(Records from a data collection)
(begin)
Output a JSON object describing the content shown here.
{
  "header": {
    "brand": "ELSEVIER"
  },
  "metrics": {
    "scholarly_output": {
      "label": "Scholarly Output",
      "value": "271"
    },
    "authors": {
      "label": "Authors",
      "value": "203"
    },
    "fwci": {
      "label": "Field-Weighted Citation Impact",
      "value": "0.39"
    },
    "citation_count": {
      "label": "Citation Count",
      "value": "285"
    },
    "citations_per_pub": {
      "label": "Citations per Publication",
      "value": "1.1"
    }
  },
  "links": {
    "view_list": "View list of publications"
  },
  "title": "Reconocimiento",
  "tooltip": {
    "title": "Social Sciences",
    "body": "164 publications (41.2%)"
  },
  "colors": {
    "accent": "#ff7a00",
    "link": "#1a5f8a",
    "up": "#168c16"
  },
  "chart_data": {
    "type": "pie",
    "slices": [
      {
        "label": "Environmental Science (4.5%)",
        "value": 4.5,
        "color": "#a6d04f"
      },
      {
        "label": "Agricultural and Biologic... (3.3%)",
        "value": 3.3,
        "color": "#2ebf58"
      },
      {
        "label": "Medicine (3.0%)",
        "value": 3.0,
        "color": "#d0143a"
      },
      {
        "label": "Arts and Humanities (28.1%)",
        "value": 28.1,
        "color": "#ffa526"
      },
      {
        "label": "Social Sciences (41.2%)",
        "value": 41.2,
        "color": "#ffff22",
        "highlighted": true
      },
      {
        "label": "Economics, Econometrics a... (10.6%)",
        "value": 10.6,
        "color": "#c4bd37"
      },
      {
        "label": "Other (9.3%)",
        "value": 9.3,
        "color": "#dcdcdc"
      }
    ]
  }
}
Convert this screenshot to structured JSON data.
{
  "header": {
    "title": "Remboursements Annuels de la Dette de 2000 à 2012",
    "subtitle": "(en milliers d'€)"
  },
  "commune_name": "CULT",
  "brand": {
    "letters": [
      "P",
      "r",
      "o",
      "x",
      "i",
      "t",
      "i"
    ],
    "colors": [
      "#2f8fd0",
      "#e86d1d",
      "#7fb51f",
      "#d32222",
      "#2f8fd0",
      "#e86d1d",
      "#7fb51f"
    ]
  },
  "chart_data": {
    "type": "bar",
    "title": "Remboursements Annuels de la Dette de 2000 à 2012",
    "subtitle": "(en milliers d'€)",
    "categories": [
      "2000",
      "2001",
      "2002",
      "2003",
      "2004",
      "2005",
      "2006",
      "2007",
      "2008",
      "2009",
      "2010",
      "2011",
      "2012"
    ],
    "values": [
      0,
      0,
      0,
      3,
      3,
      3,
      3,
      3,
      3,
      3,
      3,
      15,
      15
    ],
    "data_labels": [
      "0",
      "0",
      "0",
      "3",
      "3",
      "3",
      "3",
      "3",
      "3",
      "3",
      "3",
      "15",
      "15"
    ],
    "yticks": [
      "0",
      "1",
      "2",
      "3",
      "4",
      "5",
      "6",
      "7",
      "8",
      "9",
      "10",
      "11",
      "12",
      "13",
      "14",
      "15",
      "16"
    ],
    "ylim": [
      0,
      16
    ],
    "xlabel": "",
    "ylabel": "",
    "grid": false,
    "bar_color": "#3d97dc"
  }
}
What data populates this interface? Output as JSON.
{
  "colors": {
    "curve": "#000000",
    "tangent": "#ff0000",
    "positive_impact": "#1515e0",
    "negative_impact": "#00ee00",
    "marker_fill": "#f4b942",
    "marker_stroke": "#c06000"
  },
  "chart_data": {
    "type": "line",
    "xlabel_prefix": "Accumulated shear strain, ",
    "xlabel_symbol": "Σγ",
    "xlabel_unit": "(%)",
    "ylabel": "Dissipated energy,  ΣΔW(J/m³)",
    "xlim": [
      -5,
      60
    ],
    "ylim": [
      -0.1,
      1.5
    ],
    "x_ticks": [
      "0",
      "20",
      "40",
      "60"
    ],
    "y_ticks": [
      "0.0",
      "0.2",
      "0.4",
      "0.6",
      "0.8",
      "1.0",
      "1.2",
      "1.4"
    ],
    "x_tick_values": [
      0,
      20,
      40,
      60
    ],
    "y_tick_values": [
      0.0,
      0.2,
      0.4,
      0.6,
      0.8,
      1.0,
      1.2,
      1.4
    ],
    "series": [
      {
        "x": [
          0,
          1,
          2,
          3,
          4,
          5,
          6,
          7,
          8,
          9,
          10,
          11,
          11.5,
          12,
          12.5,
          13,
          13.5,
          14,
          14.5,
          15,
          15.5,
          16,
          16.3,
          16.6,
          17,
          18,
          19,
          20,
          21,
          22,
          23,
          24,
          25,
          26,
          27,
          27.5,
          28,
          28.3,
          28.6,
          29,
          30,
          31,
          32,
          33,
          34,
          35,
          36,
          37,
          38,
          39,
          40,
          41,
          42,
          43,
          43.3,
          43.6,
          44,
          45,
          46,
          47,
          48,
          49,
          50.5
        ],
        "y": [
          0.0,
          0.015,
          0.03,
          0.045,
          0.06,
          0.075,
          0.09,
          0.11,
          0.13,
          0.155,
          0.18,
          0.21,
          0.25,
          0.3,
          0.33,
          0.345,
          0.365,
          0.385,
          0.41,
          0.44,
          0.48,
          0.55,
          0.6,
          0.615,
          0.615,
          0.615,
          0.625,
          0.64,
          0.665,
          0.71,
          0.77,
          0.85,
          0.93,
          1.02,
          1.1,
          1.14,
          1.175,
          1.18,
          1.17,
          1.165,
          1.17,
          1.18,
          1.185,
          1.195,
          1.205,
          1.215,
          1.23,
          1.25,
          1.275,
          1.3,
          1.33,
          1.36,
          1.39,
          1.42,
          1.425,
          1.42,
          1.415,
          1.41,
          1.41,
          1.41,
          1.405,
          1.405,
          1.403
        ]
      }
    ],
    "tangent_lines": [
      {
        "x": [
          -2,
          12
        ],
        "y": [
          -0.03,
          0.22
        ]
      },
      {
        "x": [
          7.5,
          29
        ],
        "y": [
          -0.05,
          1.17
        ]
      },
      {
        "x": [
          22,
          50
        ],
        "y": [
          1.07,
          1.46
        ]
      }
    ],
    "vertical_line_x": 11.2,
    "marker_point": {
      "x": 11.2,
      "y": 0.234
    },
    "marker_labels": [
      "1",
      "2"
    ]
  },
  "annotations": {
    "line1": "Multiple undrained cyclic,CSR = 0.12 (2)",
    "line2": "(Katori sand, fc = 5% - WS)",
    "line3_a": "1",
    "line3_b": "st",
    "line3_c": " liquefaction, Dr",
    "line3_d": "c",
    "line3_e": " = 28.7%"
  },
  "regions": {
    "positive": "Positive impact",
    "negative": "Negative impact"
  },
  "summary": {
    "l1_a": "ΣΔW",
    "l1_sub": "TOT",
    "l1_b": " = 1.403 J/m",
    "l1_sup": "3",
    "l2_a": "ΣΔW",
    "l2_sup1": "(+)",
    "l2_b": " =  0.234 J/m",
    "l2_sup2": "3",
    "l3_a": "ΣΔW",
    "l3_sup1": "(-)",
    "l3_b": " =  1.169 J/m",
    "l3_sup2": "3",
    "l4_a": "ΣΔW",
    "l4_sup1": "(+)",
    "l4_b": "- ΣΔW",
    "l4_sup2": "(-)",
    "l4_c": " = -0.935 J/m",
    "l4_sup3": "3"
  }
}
(end)
## WHAT TO DO
Print every record above exactly as written.

## ANSWER TO THE EXERCISE
Output a JSON object describing the content shown here.
{
  "header": {
    "brand": "ELSEVIER"
  },
  "metrics": {
    "scholarly_output": {
      "label": "Scholarly Output",
      "value": "271"
    },
    "authors": {
      "label": "Authors",
      "value": "203"
    },
    "fwci": {
      "label": "Field-Weighted Citation Impact",
      "value": "0.39"
    },
    "citation_count": {
      "label": "Citation Count",
      "value": "285"
    },
    "citations_per_pub": {
      "label": "Citations per Publication",
      "value": "1.1"
    }
  },
  "links": {
    "view_list": "View list of publications"
  },
  "title": "Reconocimiento",
  "tooltip": {
    "title": "Social Sciences",
    "body": "164 publications (41.2%)"
  },
  "colors": {
    "accent": "#ff7a00",
    "link": "#1a5f8a",
    "up": "#168c16"
  },
  "chart_data": {
    "type": "pie",
    "slices": [
      {
        "label": "Environmental Science (4.5%)",
        "value": 4.5,
        "color": "#a6d04f"
      },
      {
        "label": "Agricultural and Biologic... (3.3%)",
        "value": 3.3,
        "color": "#2ebf58"
      },
      {
        "label": "Medicine (3.0%)",
        "value": 3.0,
        "color": "#d0143a"
      },
      {
        "label": "Arts and Humanities (28.1%)",
        "value": 28.1,
        "color": "#ffa526"
      },
      {
        "label": "Social Sciences (41.2%)",
        "value": 41.2,
        "color": "#ffff22",
        "highlighted": true
      },
      {
        "label": "Economics, Econometrics a... (10.6%)",
        "value": 10.6,
        "color": "#c4bd37"
      },
      {
        "label": "Other (9.3%)",
        "value": 9.3,
        "color": "#dcdcdc"
      }
    ]
  }
}
Convert this screenshot to structured JSON data.
{
  "header": {
    "title": "Remboursements Annuels de la Dette de 2000 à 2012",
    "subtitle": "(en milliers d'€)"
  },
  "commune_name": "CULT",
  "brand": {
    "letters": [
      "P",
      "r",
      "o",
      "x",
      "i",
      "t",
      "i"
    ],
    "colors": [
      "#2f8fd0",
      "#e86d1d",
      "#7fb51f",
      "#d32222",
      "#2f8fd0",
      "#e86d1d",
      "#7fb51f"
    ]
  },
  "chart_data": {
    "type": "bar",
    "title": "Remboursements Annuels de la Dette de 2000 à 2012",
    "subtitle": "(en milliers d'€)",
    "categories": [
      "2000",
      "2001",
      "2002",
      "2003",
      "2004",
      "2005",
      "2006",
      "2007",
      "2008",
      "2009",
      "2010",
      "2011",
      "2012"
    ],
    "values": [
      0,
      0,
      0,
      3,
      3,
      3,
      3,
      3,
      3,
      3,
      3,
      15,
      15
    ],
    "data_labels": [
      "0",
      "0",
      "0",
      "3",
      "3",
      "3",
      "3",
      "3",
      "3",
      "3",
      "3",
      "15",
      "15"
    ],
    "yticks": [
      "0",
      "1",
      "2",
      "3",
      "4",
      "5",
      "6",
      "7",
      "8",
      "9",
      "10",
      "11",
      "12",
      "13",
      "14",
      "15",
      "16"
    ],
    "ylim": [
      0,
      16
    ],
    "xlabel": "",
    "ylabel": "",
    "grid": false,
    "bar_color": "#3d97dc"
  }
}
What data populates this interface? Output as JSON.
{
  "colors": {
    "curve": "#000000",
    "tangent": "#ff0000",
    "positive_impact": "#1515e0",
    "negative_impact": "#00ee00",
    "marker_fill": "#f4b942",
    "marker_stroke": "#c06000"
  },
  "chart_data": {
    "type": "line",
    "xlabel_prefix": "Accumulated shear strain, ",
    "xlabel_symbol": "Σγ",
    "xlabel_unit": "(%)",
    "ylabel": "Dissipated energy,  ΣΔW(J/m³)",
    "xlim": [
      -5,
      60
    ],
    "ylim": [
      -0.1,
      1.5
    ],
    "x_ticks": [
      "0",
      "20",
      "40",
      "60"
    ],
    "y_ticks": [
      "0.0",
      "0.2",
      "0.4",
      "0.6",
      "0.8",
      "1.0",
      "1.2",
      "1.4"
    ],
    "x_tick_values": [
      0,
      20,
      40,
      60
    ],
    "y_tick_values": [
      0.0,
      0.2,
      0.4,
      0.6,
      0.8,
      1.0,
      1.2,
      1.4
    ],
    "series": [
      {
        "x": [
          0,
          1,
          2,
          3,
          4,
          5,
          6,
          7,
          8,
          9,
          10,
          11,
          11.5,
          12,
          12.5,
          13,
          13.5,
          14,
          14.5,
          15,
          15.5,
          16,
          16.3,
          16.6,
          17,
          18,
          19,
          20,
          21,
          22,
          23,
          24,
          25,
          26,
          27,
          27.5,
          28,
          28.3,
          28.6,
          29,
          30,
          31,
          32,
          33,
          34,
          35,
          36,
          37,
          38,
          39,
          40,
          41,
          42,
          43,
          43.3,
          43.6,
          44,
          45,
          46,
          47,
          48,
          49,
          50.5
        ],
        "y": [
          0.0,
          0.015,
          0.03,
          0.045,
          0.06,
          0.075,
          0.09,
          0.11,
          0.13,
          0.155,
          0.18,
          0.21,
          0.25,
          0.3,
          0.33,
          0.345,
          0.365,
          0.385,
          0.41,
          0.44,
          0.48,
          0.55,
          0.6,
          0.615,
          0.615,
          0.615,
          0.625,
          0.64,
          0.665,
          0.71,
          0.77,
          0.85,
          0.93,
          1.02,
          1.1,
          1.14,
          1.175,
          1.18,
          1.17,
          1.165,
          1.17,
          1.18,
          1.185,
          1.195,
          1.205,
          1.215,
          1.23,
          1.25,
          1.275,
          1.3,
          1.33,
          1.36,
          1.39,
          1.42,
          1.425,
          1.42,
          1.415,
          1.41,
          1.41,
          1.41,
          1.405,
          1.405,
          1.403
        ]
      }
    ],
    "tangent_lines": [
      {
        "x": [
          -2,
          12
        ],
        "y": [
          -0.03,
          0.22
        ]
      },
      {
        "x": [
          7.5,
          29
        ],
        "y": [
          -0.05,
          1.17
        ]
      },
      {
        "x": [
          22,
          50
        ],
        "y": [
          1.07,
          1.46
        ]
      }
    ],
    "vertical_line_x": 11.2,
    "marker_point": {
      "x": 11.2,
      "y": 0.234
    },
    "marker_labels": [
      "1",
      "2"
    ]
  },
  "annotations": {
    "line1": "Multiple undrained cyclic,CSR = 0.12 (2)",
    "line2": "(Katori sand, fc = 5% - WS)",
    "line3_a": "1",
    "line3_b": "st",
    "line3_c": " liquefaction, Dr",
    "line3_d": "c",
    "line3_e": " = 28.7%"
  },
  "regions": {
    "positive": "Positive impact",
    "negative": "Negative impact"
  },
  "summary": {
    "l1_a": "ΣΔW",
    "l1_sub": "TOT",
    "l1_b": " = 1.403 J/m",
    "l1_sup": "3",
    "l2_a": "ΣΔW",
    "l2_sup1": "(+)",
    "l2_b": " =  0.234 J/m",
    "l2_sup2": "3",
    "l3_a": "ΣΔW",
    "l3_sup1": "(-)",
    "l3_b": " =  1.169 J/m",
    "l3_sup2": "3",
    "l4_a": "ΣΔW",
    "l4_sup1": "(+)",
    "l4_b": "- ΣΔW",
    "l4_sup2": "(-)",
    "l4_c": " = -0.935 J/m",
    "l4_sup3": "3"
  }
}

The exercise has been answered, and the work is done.